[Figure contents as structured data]
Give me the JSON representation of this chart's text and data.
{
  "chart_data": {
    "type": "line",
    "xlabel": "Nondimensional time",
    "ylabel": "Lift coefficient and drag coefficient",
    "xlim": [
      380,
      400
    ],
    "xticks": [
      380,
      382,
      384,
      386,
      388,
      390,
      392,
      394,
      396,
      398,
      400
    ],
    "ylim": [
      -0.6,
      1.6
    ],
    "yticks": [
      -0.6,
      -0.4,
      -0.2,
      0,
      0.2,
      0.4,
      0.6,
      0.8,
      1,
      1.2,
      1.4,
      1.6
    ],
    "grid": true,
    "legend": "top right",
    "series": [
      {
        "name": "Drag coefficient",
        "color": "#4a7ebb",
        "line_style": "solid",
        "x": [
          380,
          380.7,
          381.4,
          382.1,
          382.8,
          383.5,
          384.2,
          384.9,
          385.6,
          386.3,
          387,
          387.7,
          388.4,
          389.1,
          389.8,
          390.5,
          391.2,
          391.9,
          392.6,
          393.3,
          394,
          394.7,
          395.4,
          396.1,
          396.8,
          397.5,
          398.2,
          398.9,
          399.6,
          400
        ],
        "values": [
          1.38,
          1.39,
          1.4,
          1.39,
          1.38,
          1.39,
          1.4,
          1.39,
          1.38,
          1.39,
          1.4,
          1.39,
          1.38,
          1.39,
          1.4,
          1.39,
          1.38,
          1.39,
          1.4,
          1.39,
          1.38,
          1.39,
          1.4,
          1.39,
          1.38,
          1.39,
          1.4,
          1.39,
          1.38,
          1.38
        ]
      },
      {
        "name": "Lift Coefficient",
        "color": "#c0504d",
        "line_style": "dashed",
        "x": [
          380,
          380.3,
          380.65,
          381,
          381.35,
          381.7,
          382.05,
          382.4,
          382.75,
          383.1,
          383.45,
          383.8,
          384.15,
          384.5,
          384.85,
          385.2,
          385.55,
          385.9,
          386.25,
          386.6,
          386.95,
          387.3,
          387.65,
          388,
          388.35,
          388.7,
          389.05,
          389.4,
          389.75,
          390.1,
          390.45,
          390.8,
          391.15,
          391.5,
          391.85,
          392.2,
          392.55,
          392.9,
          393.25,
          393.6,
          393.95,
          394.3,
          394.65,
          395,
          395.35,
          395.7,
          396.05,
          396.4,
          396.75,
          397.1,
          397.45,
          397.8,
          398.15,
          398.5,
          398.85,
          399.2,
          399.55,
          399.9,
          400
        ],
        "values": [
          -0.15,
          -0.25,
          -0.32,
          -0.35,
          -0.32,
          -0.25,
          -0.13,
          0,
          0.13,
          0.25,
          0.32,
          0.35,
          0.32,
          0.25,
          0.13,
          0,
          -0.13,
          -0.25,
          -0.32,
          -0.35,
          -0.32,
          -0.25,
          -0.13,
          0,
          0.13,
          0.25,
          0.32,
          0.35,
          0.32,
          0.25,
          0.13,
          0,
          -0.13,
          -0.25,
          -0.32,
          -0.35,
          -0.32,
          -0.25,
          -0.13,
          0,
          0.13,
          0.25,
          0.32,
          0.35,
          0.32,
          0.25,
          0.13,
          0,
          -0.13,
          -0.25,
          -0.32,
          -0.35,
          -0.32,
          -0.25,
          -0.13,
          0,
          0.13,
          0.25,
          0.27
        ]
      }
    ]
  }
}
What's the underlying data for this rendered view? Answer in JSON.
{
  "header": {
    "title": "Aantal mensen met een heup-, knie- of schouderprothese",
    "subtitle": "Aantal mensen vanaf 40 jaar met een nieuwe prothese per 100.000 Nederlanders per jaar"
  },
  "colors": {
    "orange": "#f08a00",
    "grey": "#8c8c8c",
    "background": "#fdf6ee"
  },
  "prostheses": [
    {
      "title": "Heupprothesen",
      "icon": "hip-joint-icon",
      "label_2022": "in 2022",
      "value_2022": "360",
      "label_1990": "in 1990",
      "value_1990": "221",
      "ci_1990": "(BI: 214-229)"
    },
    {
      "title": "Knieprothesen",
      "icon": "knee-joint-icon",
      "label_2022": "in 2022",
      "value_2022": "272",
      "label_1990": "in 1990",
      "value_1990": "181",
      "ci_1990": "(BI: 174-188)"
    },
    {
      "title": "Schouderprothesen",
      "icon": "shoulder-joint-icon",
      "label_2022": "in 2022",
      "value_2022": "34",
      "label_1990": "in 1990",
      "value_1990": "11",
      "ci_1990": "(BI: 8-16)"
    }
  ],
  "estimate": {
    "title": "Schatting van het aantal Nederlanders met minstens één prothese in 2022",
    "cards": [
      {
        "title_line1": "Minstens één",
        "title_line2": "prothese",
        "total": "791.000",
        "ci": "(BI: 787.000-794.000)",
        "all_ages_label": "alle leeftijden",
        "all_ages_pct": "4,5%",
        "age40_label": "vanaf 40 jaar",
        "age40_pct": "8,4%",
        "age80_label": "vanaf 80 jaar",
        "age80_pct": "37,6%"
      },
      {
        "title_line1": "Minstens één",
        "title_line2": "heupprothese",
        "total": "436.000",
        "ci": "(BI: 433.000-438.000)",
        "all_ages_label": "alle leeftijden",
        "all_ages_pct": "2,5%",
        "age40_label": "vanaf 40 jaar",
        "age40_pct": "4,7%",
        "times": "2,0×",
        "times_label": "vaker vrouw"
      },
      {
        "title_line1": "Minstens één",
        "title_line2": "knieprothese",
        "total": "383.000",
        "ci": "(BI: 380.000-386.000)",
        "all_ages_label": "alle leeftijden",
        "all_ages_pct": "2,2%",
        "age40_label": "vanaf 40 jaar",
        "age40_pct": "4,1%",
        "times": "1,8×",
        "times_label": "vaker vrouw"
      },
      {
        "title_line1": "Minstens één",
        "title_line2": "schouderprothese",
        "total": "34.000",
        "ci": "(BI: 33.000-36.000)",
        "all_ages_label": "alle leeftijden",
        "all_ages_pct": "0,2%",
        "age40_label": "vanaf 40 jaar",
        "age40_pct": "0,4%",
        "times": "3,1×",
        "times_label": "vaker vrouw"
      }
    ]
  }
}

Given request → Every entry should be printed again exactly as it stands.

Expected answer →
Give me the JSON representation of this chart's text and data.
{
  "chart_data": {
    "type": "line",
    "xlabel": "Nondimensional time",
    "ylabel": "Lift coefficient and drag coefficient",
    "xlim": [
      380,
      400
    ],
    "xticks": [
      380,
      382,
      384,
      386,
      388,
      390,
      392,
      394,
      396,
      398,
      400
    ],
    "ylim": [
      -0.6,
      1.6
    ],
    "yticks": [
      -0.6,
      -0.4,
      -0.2,
      0,
      0.2,
      0.4,
      0.6,
      0.8,
      1,
      1.2,
      1.4,
      1.6
    ],
    "grid": true,
    "legend": "top right",
    "series": [
      {
        "name": "Drag coefficient",
        "color": "#4a7ebb",
        "line_style": "solid",
        "x": [
          380,
          380.7,
          381.4,
          382.1,
          382.8,
          383.5,
          384.2,
          384.9,
          385.6,
          386.3,
          387,
          387.7,
          388.4,
          389.1,
          389.8,
          390.5,
          391.2,
          391.9,
          392.6,
          393.3,
          394,
          394.7,
          395.4,
          396.1,
          396.8,
          397.5,
          398.2,
          398.9,
          399.6,
          400
        ],
        "values": [
          1.38,
          1.39,
          1.4,
          1.39,
          1.38,
          1.39,
          1.4,
          1.39,
          1.38,
          1.39,
          1.4,
          1.39,
          1.38,
          1.39,
          1.4,
          1.39,
          1.38,
          1.39,
          1.4,
          1.39,
          1.38,
          1.39,
          1.4,
          1.39,
          1.38,
          1.39,
          1.4,
          1.39,
          1.38,
          1.38
        ]
      },
      {
        "name": "Lift Coefficient",
        "color": "#c0504d",
        "line_style": "dashed",
        "x": [
          380,
          380.3,
          380.65,
          381,
          381.35,
          381.7,
          382.05,
          382.4,
          382.75,
          383.1,
          383.45,
          383.8,
          384.15,
          384.5,
          384.85,
          385.2,
          385.55,
          385.9,
          386.25,
          386.6,
          386.95,
          387.3,
          387.65,
          388,
          388.35,
          388.7,
          389.05,
          389.4,
          389.75,
          390.1,
          390.45,
          390.8,
          391.15,
          391.5,
          391.85,
          392.2,
          392.55,
          392.9,
          393.25,
          393.6,
          393.95,
          394.3,
          394.65,
          395,
          395.35,
          395.7,
          396.05,
          396.4,
          396.75,
          397.1,
          397.45,
          397.8,
          398.15,
          398.5,
          398.85,
          399.2,
          399.55,
          399.9,
          400
        ],
        "values": [
          -0.15,
          -0.25,
          -0.32,
          -0.35,
          -0.32,
          -0.25,
          -0.13,
          0,
          0.13,
          0.25,
          0.32,
          0.35,
          0.32,
          0.25,
          0.13,
          0,
          -0.13,
          -0.25,
          -0.32,
          -0.35,
          -0.32,
          -0.25,
          -0.13,
          0,
          0.13,
          0.25,
          0.32,
          0.35,
          0.32,
          0.25,
          0.13,
          0,
          -0.13,
          -0.25,
          -0.32,
          -0.35,
          -0.32,
          -0.25,
          -0.13,
          0,
          0.13,
          0.25,
          0.32,
          0.35,
          0.32,
          0.25,
          0.13,
          0,
          -0.13,
          -0.25,
          -0.32,
          -0.35,
          -0.32,
          -0.25,
          -0.13,
          0,
          0.13,
          0.25,
          0.27
        ]
      }
    ]
  }
}
What's the underlying data for this rendered view? Answer in JSON.
{
  "header": {
    "title": "Aantal mensen met een heup-, knie- of schouderprothese",
    "subtitle": "Aantal mensen vanaf 40 jaar met een nieuwe prothese per 100.000 Nederlanders per jaar"
  },
  "colors": {
    "orange": "#f08a00",
    "grey": "#8c8c8c",
    "background": "#fdf6ee"
  },
  "prostheses": [
    {
      "title": "Heupprothesen",
      "icon": "hip-joint-icon",
      "label_2022": "in 2022",
      "value_2022": "360",
      "label_1990": "in 1990",
      "value_1990": "221",
      "ci_1990": "(BI: 214-229)"
    },
    {
      "title": "Knieprothesen",
      "icon": "knee-joint-icon",
      "label_2022": "in 2022",
      "value_2022": "272",
      "label_1990": "in 1990",
      "value_1990": "181",
      "ci_1990": "(BI: 174-188)"
    },
    {
      "title": "Schouderprothesen",
      "icon": "shoulder-joint-icon",
      "label_2022": "in 2022",
      "value_2022": "34",
      "label_1990": "in 1990",
      "value_1990": "11",
      "ci_1990": "(BI: 8-16)"
    }
  ],
  "estimate": {
    "title": "Schatting van het aantal Nederlanders met minstens één prothese in 2022",
    "cards": [
      {
        "title_line1": "Minstens één",
        "title_line2": "prothese",
        "total": "791.000",
        "ci": "(BI: 787.000-794.000)",
        "all_ages_label": "alle leeftijden",
        "all_ages_pct": "4,5%",
        "age40_label": "vanaf 40 jaar",
        "age40_pct": "8,4%",
        "age80_label": "vanaf 80 jaar",
        "age80_pct": "37,6%"
      },
      {
        "title_line1": "Minstens één",
        "title_line2": "heupprothese",
        "total": "436.000",
        "ci": "(BI: 433.000-438.000)",
        "all_ages_label": "alle leeftijden",
        "all_ages_pct": "2,5%",
        "age40_label": "vanaf 40 jaar",
        "age40_pct": "4,7%",
        "times": "2,0×",
        "times_label": "vaker vrouw"
      },
      {
        "title_line1": "Minstens één",
        "title_line2": "knieprothese",
        "total": "383.000",
        "ci": "(BI: 380.000-386.000)",
        "all_ages_label": "alle leeftijden",
        "all_ages_pct": "2,2%",
        "age40_label": "vanaf 40 jaar",
        "age40_pct": "4,1%",
        "times": "1,8×",
        "times_label": "vaker vrouw"
      },
      {
        "title_line1": "Minstens één",
        "title_line2": "schouderprothese",
        "total": "34.000",
        "ci": "(BI: 33.000-36.000)",
        "all_ages_label": "alle leeftijden",
        "all_ages_pct": "0,2%",
        "age40_label": "vanaf 40 jaar",
        "age40_pct": "0,4%",
        "times": "3,1×",
        "times_label": "vaker vrouw"
      }
    ]
  }
}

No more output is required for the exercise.